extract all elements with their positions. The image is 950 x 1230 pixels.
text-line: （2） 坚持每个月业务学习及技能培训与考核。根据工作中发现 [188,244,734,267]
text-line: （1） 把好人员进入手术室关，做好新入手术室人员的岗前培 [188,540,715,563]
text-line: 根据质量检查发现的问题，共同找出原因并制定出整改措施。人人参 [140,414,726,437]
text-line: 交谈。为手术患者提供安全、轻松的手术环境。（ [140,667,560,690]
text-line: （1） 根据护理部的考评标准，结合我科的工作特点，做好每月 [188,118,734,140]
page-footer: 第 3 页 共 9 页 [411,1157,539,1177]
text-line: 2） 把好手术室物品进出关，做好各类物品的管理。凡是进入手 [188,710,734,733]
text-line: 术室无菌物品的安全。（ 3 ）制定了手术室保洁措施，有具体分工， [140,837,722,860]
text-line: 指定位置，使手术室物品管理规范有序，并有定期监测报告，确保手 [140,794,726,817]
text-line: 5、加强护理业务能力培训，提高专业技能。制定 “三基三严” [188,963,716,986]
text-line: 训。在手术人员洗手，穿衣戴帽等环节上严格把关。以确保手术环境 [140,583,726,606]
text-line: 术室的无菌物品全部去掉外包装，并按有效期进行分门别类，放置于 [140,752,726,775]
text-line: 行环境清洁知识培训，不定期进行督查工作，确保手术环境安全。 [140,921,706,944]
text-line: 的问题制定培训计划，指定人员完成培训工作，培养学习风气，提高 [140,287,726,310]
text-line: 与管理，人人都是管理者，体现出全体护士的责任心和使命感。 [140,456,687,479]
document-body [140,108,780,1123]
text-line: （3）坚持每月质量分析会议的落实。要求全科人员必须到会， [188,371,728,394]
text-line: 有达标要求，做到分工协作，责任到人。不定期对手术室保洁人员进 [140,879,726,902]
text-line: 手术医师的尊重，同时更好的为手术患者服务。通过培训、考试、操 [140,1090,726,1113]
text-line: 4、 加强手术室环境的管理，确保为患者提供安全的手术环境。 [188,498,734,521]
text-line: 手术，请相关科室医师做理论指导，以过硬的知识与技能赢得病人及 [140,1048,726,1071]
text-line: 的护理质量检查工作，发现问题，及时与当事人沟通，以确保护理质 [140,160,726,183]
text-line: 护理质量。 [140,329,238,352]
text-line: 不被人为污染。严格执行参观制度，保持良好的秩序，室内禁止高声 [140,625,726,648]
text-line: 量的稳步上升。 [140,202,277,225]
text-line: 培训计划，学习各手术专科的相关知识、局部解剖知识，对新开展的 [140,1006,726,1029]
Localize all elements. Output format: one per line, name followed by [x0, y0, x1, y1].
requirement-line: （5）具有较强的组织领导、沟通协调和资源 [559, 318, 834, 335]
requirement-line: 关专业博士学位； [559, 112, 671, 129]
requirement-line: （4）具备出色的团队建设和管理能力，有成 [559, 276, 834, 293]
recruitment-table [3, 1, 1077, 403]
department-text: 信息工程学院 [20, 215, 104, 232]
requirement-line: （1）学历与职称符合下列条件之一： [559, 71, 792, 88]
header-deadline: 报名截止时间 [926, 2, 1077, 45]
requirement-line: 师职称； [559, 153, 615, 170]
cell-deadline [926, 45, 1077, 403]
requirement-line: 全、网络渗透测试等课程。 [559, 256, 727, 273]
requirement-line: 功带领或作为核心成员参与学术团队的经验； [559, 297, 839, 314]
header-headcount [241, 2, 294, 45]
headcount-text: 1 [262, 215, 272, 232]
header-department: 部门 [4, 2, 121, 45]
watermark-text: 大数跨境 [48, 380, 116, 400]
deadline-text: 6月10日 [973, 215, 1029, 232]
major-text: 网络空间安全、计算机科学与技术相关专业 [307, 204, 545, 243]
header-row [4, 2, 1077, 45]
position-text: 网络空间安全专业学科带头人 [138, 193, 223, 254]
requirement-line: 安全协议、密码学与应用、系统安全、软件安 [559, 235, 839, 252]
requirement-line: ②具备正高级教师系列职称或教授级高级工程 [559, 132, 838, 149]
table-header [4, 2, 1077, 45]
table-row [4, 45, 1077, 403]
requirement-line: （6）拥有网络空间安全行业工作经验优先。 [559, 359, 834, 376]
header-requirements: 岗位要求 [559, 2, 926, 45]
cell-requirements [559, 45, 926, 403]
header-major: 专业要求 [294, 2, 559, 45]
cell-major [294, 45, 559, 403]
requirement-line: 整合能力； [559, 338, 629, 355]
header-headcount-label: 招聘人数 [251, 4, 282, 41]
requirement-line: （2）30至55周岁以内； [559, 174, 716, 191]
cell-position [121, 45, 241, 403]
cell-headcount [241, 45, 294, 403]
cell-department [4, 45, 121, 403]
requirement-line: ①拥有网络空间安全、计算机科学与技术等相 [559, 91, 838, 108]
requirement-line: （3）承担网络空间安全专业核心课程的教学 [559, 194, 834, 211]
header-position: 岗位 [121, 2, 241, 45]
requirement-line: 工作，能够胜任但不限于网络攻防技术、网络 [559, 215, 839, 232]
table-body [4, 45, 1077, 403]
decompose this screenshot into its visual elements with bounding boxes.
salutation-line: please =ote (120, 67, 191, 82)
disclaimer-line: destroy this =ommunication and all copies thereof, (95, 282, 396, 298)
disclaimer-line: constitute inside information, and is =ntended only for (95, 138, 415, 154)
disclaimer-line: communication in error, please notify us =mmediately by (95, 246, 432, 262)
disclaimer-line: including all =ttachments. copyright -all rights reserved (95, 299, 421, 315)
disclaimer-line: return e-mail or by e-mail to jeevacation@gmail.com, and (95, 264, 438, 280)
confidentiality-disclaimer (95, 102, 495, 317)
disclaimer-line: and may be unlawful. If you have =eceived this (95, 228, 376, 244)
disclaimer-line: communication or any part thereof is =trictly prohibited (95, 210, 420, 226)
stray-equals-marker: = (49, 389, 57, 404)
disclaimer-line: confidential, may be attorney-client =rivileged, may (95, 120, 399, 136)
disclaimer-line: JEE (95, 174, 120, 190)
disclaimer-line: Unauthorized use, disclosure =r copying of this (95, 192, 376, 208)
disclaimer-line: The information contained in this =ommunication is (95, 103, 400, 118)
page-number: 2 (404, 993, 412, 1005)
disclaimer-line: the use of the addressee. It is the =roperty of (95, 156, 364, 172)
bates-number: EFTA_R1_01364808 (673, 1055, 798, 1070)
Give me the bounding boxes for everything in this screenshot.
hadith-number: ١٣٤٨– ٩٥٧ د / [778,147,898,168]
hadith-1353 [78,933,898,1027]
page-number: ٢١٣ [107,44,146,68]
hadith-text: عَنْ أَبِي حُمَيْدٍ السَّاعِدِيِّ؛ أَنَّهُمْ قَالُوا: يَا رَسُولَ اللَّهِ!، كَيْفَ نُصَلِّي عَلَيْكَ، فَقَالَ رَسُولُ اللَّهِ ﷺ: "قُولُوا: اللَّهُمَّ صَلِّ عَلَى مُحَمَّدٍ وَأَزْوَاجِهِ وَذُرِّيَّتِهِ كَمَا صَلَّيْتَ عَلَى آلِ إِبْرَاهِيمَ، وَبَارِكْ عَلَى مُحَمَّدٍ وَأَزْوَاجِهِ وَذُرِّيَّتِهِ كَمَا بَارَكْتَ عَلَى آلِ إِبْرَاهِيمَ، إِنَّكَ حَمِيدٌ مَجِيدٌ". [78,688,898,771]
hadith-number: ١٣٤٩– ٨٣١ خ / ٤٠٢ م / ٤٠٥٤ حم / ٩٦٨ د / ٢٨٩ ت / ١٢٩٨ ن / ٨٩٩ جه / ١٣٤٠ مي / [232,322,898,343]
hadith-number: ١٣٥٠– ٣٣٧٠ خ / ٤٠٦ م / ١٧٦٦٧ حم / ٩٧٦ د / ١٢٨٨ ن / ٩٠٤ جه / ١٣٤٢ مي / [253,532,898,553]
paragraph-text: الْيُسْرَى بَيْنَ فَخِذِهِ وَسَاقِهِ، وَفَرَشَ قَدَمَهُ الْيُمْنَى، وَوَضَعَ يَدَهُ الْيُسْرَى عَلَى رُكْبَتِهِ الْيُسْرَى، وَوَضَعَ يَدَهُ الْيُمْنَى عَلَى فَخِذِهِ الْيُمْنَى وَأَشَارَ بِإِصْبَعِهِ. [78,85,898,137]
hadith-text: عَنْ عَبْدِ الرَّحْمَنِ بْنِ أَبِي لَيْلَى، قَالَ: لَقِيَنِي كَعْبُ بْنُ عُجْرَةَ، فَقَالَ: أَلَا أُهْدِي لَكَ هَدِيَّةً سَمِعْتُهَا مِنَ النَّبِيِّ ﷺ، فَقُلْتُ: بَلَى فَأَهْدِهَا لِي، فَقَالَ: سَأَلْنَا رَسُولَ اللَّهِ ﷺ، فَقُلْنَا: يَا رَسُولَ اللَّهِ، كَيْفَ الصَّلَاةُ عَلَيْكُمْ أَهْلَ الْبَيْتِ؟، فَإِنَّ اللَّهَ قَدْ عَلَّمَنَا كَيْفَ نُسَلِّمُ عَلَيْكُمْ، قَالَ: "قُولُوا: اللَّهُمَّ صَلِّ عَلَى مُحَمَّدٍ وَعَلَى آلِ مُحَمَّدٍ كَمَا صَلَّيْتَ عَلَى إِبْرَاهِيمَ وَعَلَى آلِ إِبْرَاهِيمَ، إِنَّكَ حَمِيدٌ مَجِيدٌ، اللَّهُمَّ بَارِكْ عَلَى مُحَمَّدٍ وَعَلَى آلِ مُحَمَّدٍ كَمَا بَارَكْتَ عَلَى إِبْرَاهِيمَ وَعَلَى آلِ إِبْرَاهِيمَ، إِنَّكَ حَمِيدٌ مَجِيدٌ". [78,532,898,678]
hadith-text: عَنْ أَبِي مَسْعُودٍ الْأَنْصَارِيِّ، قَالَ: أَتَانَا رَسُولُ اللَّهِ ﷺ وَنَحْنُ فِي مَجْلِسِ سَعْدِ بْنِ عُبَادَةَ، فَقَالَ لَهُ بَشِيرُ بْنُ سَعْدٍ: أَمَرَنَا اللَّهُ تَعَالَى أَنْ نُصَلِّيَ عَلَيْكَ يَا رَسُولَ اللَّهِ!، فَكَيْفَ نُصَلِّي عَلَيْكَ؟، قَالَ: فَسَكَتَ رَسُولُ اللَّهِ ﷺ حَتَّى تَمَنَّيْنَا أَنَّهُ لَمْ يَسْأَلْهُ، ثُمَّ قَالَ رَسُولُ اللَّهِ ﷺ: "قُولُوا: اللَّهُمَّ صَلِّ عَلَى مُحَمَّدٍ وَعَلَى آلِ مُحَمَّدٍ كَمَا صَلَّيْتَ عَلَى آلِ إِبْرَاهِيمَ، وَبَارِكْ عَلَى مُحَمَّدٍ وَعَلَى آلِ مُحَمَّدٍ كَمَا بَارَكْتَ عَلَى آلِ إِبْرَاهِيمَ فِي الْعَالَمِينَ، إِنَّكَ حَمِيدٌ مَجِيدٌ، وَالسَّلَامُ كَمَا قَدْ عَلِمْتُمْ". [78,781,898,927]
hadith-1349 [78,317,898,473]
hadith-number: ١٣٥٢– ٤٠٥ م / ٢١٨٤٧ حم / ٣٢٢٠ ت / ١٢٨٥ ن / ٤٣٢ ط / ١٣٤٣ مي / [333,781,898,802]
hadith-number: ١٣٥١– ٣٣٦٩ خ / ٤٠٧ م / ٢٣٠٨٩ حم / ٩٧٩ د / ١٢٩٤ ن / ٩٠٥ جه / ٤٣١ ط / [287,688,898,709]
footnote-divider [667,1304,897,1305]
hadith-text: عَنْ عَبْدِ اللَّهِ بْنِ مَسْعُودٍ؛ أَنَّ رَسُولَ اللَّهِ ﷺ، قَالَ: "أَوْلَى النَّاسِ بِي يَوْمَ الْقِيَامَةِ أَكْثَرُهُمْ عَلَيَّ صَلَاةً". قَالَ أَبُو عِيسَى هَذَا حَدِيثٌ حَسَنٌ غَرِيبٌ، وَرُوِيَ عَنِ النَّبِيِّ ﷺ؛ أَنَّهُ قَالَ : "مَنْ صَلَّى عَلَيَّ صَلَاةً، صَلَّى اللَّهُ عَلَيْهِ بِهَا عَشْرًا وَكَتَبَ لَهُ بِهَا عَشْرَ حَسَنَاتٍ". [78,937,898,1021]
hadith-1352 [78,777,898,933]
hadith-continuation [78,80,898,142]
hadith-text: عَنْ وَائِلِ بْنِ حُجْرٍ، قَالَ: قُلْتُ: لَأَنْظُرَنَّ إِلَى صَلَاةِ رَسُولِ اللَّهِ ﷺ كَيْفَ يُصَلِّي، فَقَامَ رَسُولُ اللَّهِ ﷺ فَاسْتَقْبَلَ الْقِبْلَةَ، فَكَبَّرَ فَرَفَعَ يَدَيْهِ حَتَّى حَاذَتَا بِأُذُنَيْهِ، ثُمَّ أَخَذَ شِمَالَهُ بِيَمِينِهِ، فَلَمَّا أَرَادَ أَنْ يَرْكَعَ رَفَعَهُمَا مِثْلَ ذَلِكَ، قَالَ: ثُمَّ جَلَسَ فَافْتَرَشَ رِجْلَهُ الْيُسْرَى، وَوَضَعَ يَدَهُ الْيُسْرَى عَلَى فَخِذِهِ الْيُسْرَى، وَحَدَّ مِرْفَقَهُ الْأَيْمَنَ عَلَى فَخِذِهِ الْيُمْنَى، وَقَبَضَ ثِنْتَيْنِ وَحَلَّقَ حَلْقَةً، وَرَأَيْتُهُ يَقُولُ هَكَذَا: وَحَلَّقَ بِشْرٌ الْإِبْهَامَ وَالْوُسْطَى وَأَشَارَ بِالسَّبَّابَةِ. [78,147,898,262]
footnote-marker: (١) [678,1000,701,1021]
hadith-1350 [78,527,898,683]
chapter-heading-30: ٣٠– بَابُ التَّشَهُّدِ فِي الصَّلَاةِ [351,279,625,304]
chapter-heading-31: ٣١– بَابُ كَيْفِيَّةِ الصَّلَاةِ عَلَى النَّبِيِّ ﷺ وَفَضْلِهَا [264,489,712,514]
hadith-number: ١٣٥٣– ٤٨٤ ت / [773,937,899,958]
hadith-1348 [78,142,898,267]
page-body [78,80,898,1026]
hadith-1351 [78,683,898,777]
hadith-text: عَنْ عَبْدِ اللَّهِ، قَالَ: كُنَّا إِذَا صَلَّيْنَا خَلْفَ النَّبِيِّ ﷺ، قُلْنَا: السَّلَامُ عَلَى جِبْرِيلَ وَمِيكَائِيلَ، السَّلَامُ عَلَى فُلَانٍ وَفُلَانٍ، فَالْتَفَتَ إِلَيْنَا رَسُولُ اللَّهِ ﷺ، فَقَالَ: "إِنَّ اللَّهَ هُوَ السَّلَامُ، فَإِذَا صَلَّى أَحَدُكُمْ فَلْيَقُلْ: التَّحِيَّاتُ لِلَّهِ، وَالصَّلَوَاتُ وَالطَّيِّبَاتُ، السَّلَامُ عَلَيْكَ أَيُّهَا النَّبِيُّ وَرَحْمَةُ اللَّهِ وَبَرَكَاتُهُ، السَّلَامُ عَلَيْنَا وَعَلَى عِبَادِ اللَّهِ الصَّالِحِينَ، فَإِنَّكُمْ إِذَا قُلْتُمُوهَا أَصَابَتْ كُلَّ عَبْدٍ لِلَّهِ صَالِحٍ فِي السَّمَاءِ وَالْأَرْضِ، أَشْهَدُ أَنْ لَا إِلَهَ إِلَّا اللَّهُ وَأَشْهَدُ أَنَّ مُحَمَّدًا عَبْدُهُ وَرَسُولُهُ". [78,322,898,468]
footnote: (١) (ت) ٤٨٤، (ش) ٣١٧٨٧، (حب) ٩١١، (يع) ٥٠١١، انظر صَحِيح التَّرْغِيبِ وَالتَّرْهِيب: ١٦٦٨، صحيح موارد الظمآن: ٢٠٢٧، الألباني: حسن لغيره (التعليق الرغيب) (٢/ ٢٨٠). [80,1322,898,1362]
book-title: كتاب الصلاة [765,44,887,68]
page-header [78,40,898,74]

━━━━

Please arrange the records as a Markdown table with the columns No. and Line, from the first line up to and including the line with "text-line: 手术，请相关科室医师做理论指导，以过硬的知识与技能赢得病人及 [140,1048,726,1071]". Number each row and leave out any blank lines.

■ RESULT OF THIS EXERCISE ■
| No. | Line |
|---|---|
| 1 | extract all elements with their positions. The image is 950 x 1230 pixels. |
| 2 | text-line: （2） 坚持每个月业务学习及技能培训与考核。根据工作中发现 [188,244,734,267] |
| 3 | text-line: （1） 把好人员进入手术室关，做好新入手术室人员的岗前培 [188,540,715,563] |
| 4 | text-line: 根据质量检查发现的问题，共同找出原因并制定出整改措施。人人参 [140,414,726,437] |
| 5 | text-line: 交谈。为手术患者提供安全、轻松的手术环境。（ [140,667,560,690] |
| 6 | text-line: （1） 根据护理部的考评标准，结合我科的工作特点，做好每月 [188,118,734,140] |
| 7 | page-footer: 第 3 页 共 9 页 [411,1157,539,1177] |
| 8 | text-line: 2） 把好手术室物品进出关，做好各类物品的管理。凡是进入手 [188,710,734,733] |
| 9 | text-line: 术室无菌物品的安全。（ 3 ）制定了手术室保洁措施，有具体分工， [140,837,722,860] |
| 10 | text-line: 指定位置，使手术室物品管理规范有序，并有定期监测报告，确保手 [140,794,726,817] |
| 11 | text-line: 5、加强护理业务能力培训，提高专业技能。制定 “三基三严” [188,963,716,986] |
| 12 | text-line: 训。在手术人员洗手，穿衣戴帽等环节上严格把关。以确保手术环境 [140,583,726,606] |
| 13 | text-line: 术室的无菌物品全部去掉外包装，并按有效期进行分门别类，放置于 [140,752,726,775] |
| 14 | text-line: 行环境清洁知识培训，不定期进行督查工作，确保手术环境安全。 [140,921,706,944] |
| 15 | text-line: 的问题制定培训计划，指定人员完成培训工作，培养学习风气，提高 [140,287,726,310] |
| 16 | text-line: 与管理，人人都是管理者，体现出全体护士的责任心和使命感。 [140,456,687,479] |
| 17 | document-body [140,108,780,1123] |
| 18 | text-line: （3）坚持每月质量分析会议的落实。要求全科人员必须到会， [188,371,728,394] |
| 19 | text-line: 有达标要求，做到分工协作，责任到人。不定期对手术室保洁人员进 [140,879,726,902] |
| 20 | text-line: 手术医师的尊重，同时更好的为手术患者服务。通过培训、考试、操 [140,1090,726,1113] |
| 21 | text-line: 4、 加强手术室环境的管理，确保为患者提供安全的手术环境。 [188,498,734,521] |
| 22 | text-line: 手术，请相关科室医师做理论指导，以过硬的知识与技能赢得病人及 [140,1048,726,1071] |